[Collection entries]
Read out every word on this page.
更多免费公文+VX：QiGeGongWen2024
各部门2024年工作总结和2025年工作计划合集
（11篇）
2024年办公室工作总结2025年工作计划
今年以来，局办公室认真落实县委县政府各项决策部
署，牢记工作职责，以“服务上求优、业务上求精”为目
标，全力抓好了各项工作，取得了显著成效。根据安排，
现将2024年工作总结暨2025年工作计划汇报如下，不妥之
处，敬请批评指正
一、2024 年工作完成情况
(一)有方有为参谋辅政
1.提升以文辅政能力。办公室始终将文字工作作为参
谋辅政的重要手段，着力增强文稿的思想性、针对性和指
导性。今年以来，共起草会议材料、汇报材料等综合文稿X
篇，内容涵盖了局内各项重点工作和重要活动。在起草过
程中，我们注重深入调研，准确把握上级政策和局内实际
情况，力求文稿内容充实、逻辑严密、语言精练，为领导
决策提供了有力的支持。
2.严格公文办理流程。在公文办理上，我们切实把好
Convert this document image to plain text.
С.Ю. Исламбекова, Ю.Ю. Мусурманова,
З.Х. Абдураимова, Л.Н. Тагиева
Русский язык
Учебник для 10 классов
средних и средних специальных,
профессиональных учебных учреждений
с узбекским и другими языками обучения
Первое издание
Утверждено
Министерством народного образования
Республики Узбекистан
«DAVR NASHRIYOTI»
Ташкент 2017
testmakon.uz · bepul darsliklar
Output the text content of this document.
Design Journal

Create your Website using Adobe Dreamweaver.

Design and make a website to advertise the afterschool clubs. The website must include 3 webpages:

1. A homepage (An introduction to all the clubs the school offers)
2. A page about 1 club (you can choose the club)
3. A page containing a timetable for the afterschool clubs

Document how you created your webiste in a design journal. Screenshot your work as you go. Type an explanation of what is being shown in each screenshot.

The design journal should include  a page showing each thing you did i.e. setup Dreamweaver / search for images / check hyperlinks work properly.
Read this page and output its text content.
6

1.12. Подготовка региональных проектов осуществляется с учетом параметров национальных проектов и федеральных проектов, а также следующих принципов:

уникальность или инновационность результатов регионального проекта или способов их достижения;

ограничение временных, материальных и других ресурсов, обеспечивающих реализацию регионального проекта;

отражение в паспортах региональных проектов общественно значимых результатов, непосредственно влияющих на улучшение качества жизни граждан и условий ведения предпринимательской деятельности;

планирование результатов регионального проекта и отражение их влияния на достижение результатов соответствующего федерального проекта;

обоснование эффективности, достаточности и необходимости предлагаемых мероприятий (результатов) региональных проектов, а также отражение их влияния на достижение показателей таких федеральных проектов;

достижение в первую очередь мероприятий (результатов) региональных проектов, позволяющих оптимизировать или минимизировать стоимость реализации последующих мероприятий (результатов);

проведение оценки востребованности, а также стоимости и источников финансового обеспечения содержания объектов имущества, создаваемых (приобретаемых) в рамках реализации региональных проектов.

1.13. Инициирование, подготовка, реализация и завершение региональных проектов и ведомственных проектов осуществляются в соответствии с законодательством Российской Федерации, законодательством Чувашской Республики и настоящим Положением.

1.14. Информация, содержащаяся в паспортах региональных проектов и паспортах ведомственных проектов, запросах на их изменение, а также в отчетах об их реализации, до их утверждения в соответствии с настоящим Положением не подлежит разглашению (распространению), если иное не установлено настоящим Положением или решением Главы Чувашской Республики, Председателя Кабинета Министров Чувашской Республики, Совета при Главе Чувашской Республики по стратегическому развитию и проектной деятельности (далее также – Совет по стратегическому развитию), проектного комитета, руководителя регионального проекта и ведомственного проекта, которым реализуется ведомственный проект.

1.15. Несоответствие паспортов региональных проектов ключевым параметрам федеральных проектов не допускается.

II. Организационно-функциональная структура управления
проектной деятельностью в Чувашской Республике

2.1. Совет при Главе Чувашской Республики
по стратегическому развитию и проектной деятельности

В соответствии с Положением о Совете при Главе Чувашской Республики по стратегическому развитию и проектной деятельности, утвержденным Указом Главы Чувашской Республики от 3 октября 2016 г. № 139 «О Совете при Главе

● EXERCISE REQUIREMENTS: Copy out every entry again, exactly as it was given.

● RESULT OF THE TASK:
Read out every word on this page.
更多免费公文+VX：QiGeGongWen2024
各部门2024年工作总结和2025年工作计划合集
（11篇）
2024年办公室工作总结2025年工作计划
今年以来，局办公室认真落实县委县政府各项决策部
署，牢记工作职责，以“服务上求优、业务上求精”为目
标，全力抓好了各项工作，取得了显著成效。根据安排，
现将2024年工作总结暨2025年工作计划汇报如下，不妥之
处，敬请批评指正
一、2024 年工作完成情况
(一)有方有为参谋辅政
1.提升以文辅政能力。办公室始终将文字工作作为参
谋辅政的重要手段，着力增强文稿的思想性、针对性和指
导性。今年以来，共起草会议材料、汇报材料等综合文稿X
篇，内容涵盖了局内各项重点工作和重要活动。在起草过
程中，我们注重深入调研，准确把握上级政策和局内实际
情况，力求文稿内容充实、逻辑严密、语言精练，为领导
决策提供了有力的支持。
2.严格公文办理流程。在公文办理上，我们切实把好
Convert this document image to plain text.
С.Ю. Исламбекова, Ю.Ю. Мусурманова,
З.Х. Абдураимова, Л.Н. Тагиева
Русский язык
Учебник для 10 классов
средних и средних специальных,
профессиональных учебных учреждений
с узбекским и другими языками обучения
Первое издание
Утверждено
Министерством народного образования
Республики Узбекистан
«DAVR NASHRIYOTI»
Ташкент 2017
testmakon.uz · bepul darsliklar
Output the text content of this document.
Design Journal

Create your Website using Adobe Dreamweaver.

Design and make a website to advertise the afterschool clubs. The website must include 3 webpages:

1. A homepage (An introduction to all the clubs the school offers)
2. A page about 1 club (you can choose the club)
3. A page containing a timetable for the afterschool clubs

Document how you created your webiste in a design journal. Screenshot your work as you go. Type an explanation of what is being shown in each screenshot.

The design journal should include  a page showing each thing you did i.e. setup Dreamweaver / search for images / check hyperlinks work properly.
Read this page and output its text content.
6

1.12. Подготовка региональных проектов осуществляется с учетом параметров национальных проектов и федеральных проектов, а также следующих принципов:

уникальность или инновационность результатов регионального проекта или способов их достижения;

ограничение временных, материальных и других ресурсов, обеспечивающих реализацию регионального проекта;

отражение в паспортах региональных проектов общественно значимых результатов, непосредственно влияющих на улучшение качества жизни граждан и условий ведения предпринимательской деятельности;

планирование результатов регионального проекта и отражение их влияния на достижение результатов соответствующего федерального проекта;

обоснование эффективности, достаточности и необходимости предлагаемых мероприятий (результатов) региональных проектов, а также отражение их влияния на достижение показателей таких федеральных проектов;

достижение в первую очередь мероприятий (результатов) региональных проектов, позволяющих оптимизировать или минимизировать стоимость реализации последующих мероприятий (результатов);

проведение оценки востребованности, а также стоимости и источников финансового обеспечения содержания объектов имущества, создаваемых (приобретаемых) в рамках реализации региональных проектов.

1.13. Инициирование, подготовка, реализация и завершение региональных проектов и ведомственных проектов осуществляются в соответствии с законодательством Российской Федерации, законодательством Чувашской Республики и настоящим Положением.

1.14. Информация, содержащаяся в паспортах региональных проектов и паспортах ведомственных проектов, запросах на их изменение, а также в отчетах об их реализации, до их утверждения в соответствии с настоящим Положением не подлежит разглашению (распространению), если иное не установлено настоящим Положением или решением Главы Чувашской Республики, Председателя Кабинета Министров Чувашской Республики, Совета при Главе Чувашской Республики по стратегическому развитию и проектной деятельности (далее также – Совет по стратегическому развитию), проектного комитета, руководителя регионального проекта и ведомственного проекта, которым реализуется ведомственный проект.

1.15. Несоответствие паспортов региональных проектов ключевым параметрам федеральных проектов не допускается.

II. Организационно-функциональная структура управления
проектной деятельностью в Чувашской Республике

2.1. Совет при Главе Чувашской Республики
по стратегическому развитию и проектной деятельности

В соответствии с Положением о Совете при Главе Чувашской Республики по стратегическому развитию и проектной деятельности, утвержденным Указом Главы Чувашской Республики от 3 октября 2016 г. № 139 «О Совете при Главе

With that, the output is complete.